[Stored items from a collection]

···

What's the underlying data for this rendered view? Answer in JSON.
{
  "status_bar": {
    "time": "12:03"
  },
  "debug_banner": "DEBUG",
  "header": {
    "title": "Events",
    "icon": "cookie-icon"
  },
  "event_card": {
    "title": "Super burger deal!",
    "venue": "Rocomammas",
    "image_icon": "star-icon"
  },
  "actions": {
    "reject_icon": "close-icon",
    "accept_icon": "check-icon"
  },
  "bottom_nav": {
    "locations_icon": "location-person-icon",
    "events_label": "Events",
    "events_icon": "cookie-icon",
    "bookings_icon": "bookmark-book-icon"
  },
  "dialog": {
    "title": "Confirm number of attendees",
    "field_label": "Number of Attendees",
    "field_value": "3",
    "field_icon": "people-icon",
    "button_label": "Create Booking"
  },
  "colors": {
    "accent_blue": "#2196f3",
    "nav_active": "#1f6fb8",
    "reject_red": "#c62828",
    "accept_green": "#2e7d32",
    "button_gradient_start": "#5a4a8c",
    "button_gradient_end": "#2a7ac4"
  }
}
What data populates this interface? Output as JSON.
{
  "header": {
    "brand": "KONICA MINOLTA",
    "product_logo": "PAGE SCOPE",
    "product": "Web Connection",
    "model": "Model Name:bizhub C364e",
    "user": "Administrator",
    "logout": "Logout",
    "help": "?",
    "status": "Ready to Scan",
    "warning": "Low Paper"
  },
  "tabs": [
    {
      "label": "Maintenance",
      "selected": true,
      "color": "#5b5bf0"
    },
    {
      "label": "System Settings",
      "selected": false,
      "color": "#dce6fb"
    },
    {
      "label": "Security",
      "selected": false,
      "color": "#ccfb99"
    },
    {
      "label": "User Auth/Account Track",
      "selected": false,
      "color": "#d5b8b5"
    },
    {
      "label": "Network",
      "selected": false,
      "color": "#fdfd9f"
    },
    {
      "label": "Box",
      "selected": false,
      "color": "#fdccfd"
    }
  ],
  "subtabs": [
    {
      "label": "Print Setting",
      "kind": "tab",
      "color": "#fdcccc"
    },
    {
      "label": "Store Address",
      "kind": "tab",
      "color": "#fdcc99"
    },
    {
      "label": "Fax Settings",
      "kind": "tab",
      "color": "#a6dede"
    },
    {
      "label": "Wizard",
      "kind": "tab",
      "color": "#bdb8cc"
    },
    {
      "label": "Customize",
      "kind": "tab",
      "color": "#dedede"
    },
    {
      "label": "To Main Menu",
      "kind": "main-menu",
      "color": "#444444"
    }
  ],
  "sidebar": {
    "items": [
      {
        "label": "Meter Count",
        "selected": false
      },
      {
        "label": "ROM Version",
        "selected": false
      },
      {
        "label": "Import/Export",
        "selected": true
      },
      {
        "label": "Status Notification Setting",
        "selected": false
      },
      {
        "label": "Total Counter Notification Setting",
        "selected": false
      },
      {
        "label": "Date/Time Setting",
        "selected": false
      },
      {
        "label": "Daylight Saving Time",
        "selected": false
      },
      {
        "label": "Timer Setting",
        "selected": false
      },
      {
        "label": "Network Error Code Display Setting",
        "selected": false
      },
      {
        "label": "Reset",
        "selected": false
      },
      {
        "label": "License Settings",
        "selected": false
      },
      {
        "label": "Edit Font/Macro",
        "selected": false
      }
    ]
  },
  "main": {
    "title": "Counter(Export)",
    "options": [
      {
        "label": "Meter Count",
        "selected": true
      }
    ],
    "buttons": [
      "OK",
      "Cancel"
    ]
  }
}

···

## To be done
Select and copy every line of the listing with the word "Notification".

## Expected answer
        "label": "Status Notification Setting",
        "label": "Total Counter Notification Setting",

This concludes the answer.